* **Problem details**: Looking at the listing beneath, work out how many lines hold "Total" and report only that figure.

┄┄┄┄┄┄┄┄┄┄┄┄┄┄┄┄┄┄┄┄

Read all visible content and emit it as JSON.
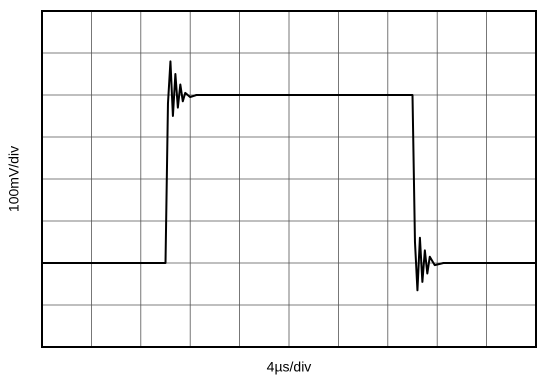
{
  "chart_data": {
    "type": "line",
    "x_label": "4µs/div",
    "y_label": "100mV/div",
    "x": [
      0,
      10.0,
      10.2,
      10.4,
      10.6,
      10.8,
      11.0,
      11.2,
      11.4,
      11.6,
      12.0,
      12.5,
      13.0,
      30.0,
      30.2,
      30.4,
      30.6,
      30.8,
      31.0,
      31.2,
      31.4,
      31.8,
      32.5,
      40
    ],
    "series": [
      {
        "color": "#000000",
        "values": [
          -200,
          -200,
          180,
          280,
          150,
          250,
          170,
          225,
          185,
          205,
          195,
          200,
          200,
          200,
          -150,
          -265,
          -140,
          -245,
          -170,
          -225,
          -185,
          -205,
          -200,
          -200
        ]
      }
    ],
    "xlim": [
      0,
      40
    ],
    "xticks": [
      0,
      4,
      8,
      12,
      16,
      20,
      24,
      28,
      32,
      36,
      40
    ],
    "ylim": [
      -400,
      400
    ],
    "yticks": [
      -400,
      -300,
      -200,
      -100,
      0,
      100,
      200,
      300,
      400
    ],
    "grid": true
  }
}
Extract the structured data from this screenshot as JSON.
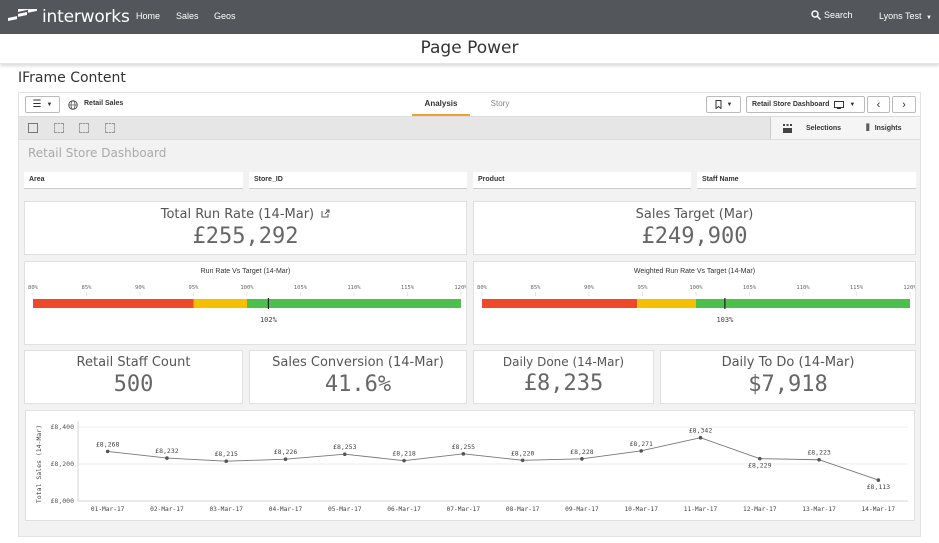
{
  "nav": {
    "brand": "interworks",
    "links": [
      "Home",
      "Sales",
      "Geos"
    ],
    "search_label": "Search",
    "user_label": "Lyons Test"
  },
  "page": {
    "title": "Page Power",
    "section_title": "IFrame Content"
  },
  "app_toolbar": {
    "app_name": "Retail Sales",
    "tabs": [
      "Analysis",
      "Story"
    ],
    "active_tab": "Analysis",
    "sheet_name": "Retail Store Dashboard",
    "selections_label": "Selections",
    "insights_label": "Insights"
  },
  "dashboard": {
    "title": "Retail Store Dashboard",
    "filters": [
      "Area",
      "Store_ID",
      "Product",
      "Staff Name"
    ]
  },
  "kpis": {
    "run_rate_label": "Total Run Rate (14-Mar)",
    "run_rate_value": "£255,292",
    "sales_target_label": "Sales Target (Mar)",
    "sales_target_value": "£249,900",
    "staff_count_label": "Retail Staff Count",
    "staff_count_value": "500",
    "conversion_label": "Sales Conversion (14-Mar)",
    "conversion_value": "41.6%",
    "daily_done_label": "Daily Done (14-Mar)",
    "daily_done_value": "£8,235",
    "daily_todo_label": "Daily To Do (14-Mar)",
    "daily_todo_value": "$7,918"
  },
  "gauges": [
    {
      "title": "Run Rate Vs Target (14-Mar)",
      "ticks": [
        "80%",
        "85%",
        "90%",
        "95%",
        "100%",
        "105%",
        "110%",
        "115%",
        "120%"
      ],
      "min": 80,
      "max": 120,
      "segments": [
        {
          "from": 80,
          "to": 95,
          "color": "#f0492a"
        },
        {
          "from": 95,
          "to": 100,
          "color": "#f6c000"
        },
        {
          "from": 100,
          "to": 120,
          "color": "#4dbf4d"
        }
      ],
      "value": 102,
      "value_label": "102%"
    },
    {
      "title": "Weighted Run Rate Vs Target (14-Mar)",
      "ticks": [
        "80%",
        "85%",
        "90%",
        "95%",
        "100%",
        "105%",
        "110%",
        "115%",
        "120%"
      ],
      "min": 80,
      "max": 120,
      "segments": [
        {
          "from": 80,
          "to": 94.5,
          "color": "#f0492a"
        },
        {
          "from": 94.5,
          "to": 100,
          "color": "#f6c000"
        },
        {
          "from": 100,
          "to": 120,
          "color": "#4dbf4d"
        }
      ],
      "value": 102.7,
      "value_label": "103%"
    }
  ],
  "chart_data": {
    "type": "line",
    "ylabel": "Total Sales (14-Mar)",
    "ylim": [
      8000,
      8400
    ],
    "yticks": [
      8000,
      8200,
      8400
    ],
    "ytick_labels": [
      "£8,000",
      "£8,200",
      "£8,400"
    ],
    "categories": [
      "01-Mar-17",
      "02-Mar-17",
      "03-Mar-17",
      "04-Mar-17",
      "05-Mar-17",
      "06-Mar-17",
      "07-Mar-17",
      "08-Mar-17",
      "09-Mar-17",
      "10-Mar-17",
      "11-Mar-17",
      "12-Mar-17",
      "13-Mar-17",
      "14-Mar-17"
    ],
    "values": [
      8268,
      8232,
      8215,
      8226,
      8253,
      8218,
      8255,
      8220,
      8228,
      8271,
      8342,
      8229,
      8223,
      8113
    ],
    "value_labels": [
      "£8,268",
      "£8,232",
      "£8,215",
      "£8,226",
      "£8,253",
      "£8,218",
      "£8,255",
      "£8,220",
      "£8,228",
      "£8,271",
      "£8,342",
      "£8,229",
      "£8,223",
      "£8,113"
    ],
    "label_below": [
      false,
      false,
      false,
      false,
      false,
      false,
      false,
      false,
      false,
      false,
      false,
      true,
      false,
      true
    ],
    "grid": true,
    "line_color": "#777777"
  }
}
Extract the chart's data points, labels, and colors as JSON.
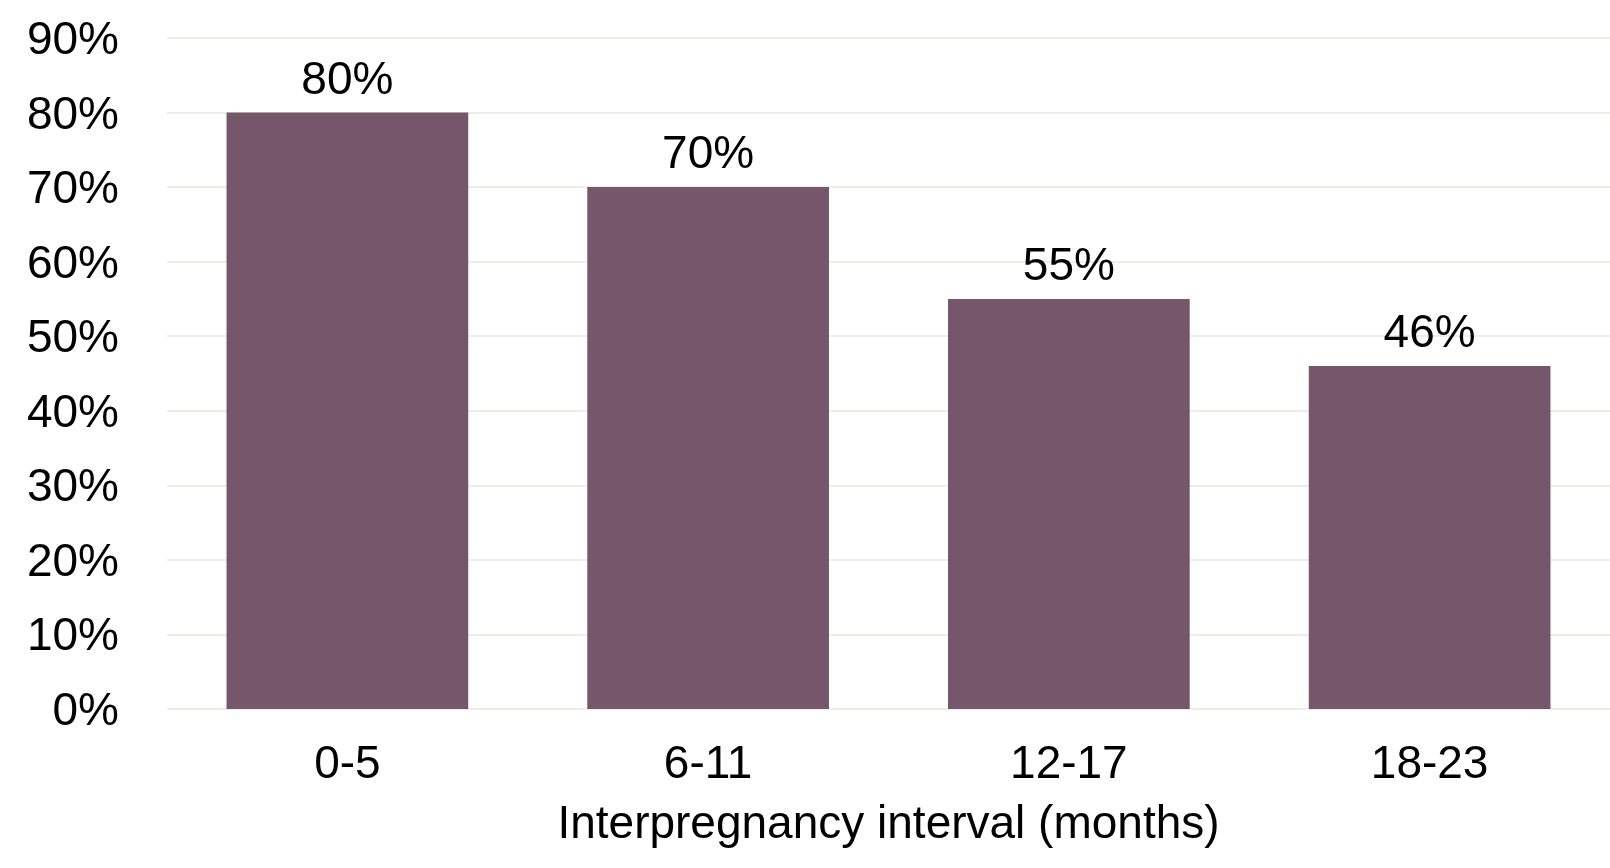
{
  "chart_data": {
    "type": "bar",
    "xlabel": "Interpregnancy interval (months)",
    "categories": [
      "0-5",
      "6-11",
      "12-17",
      "18-23"
    ],
    "values": [
      80,
      70,
      55,
      46
    ],
    "color": "#76566b",
    "value_labels": [
      "80%",
      "70%",
      "55%",
      "46%"
    ],
    "ylim": [
      0,
      90
    ],
    "yticks": [
      {
        "value": 0,
        "label": "0%"
      },
      {
        "value": 10,
        "label": "10%"
      },
      {
        "value": 20,
        "label": "20%"
      },
      {
        "value": 30,
        "label": "30%"
      },
      {
        "value": 40,
        "label": "40%"
      },
      {
        "value": 50,
        "label": "50%"
      },
      {
        "value": 60,
        "label": "60%"
      },
      {
        "value": 70,
        "label": "70%"
      },
      {
        "value": 80,
        "label": "80%"
      },
      {
        "value": 90,
        "label": "90%"
      }
    ],
    "grid": "y"
  }
}
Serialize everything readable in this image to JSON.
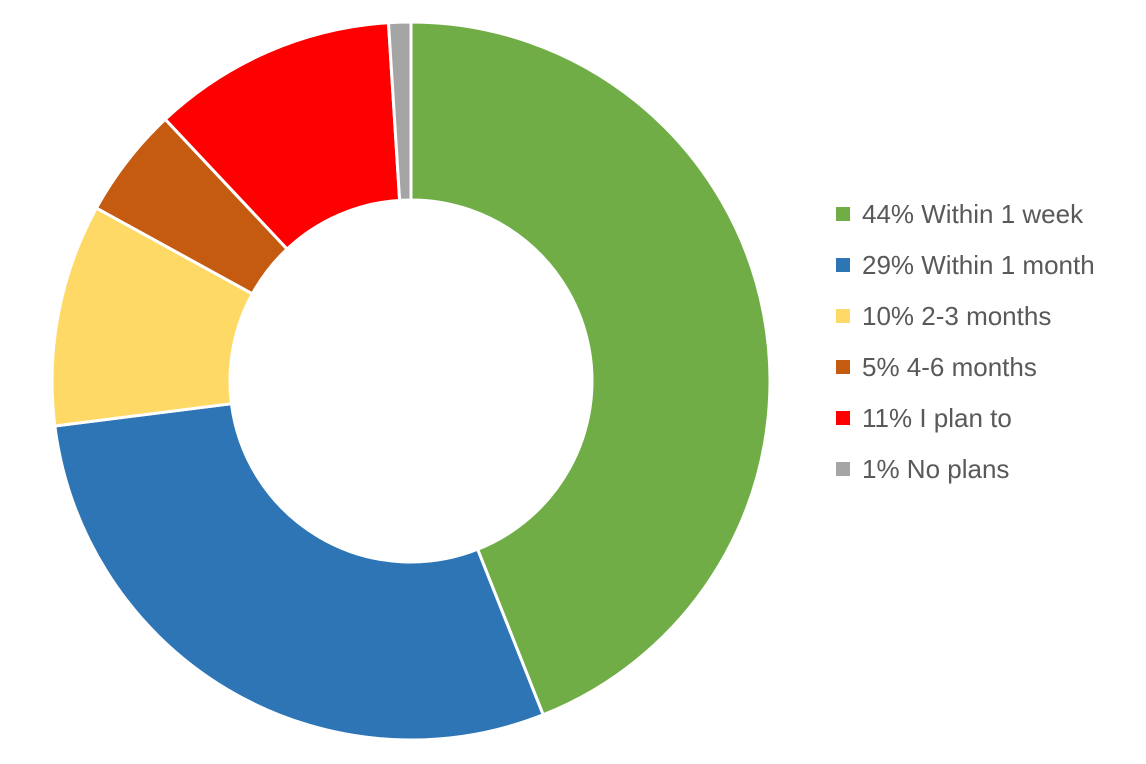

┄┄┄┄┄┄┄┄┄┄┄┄┄┄┄┄┄┄┄┄

* **The output**: 2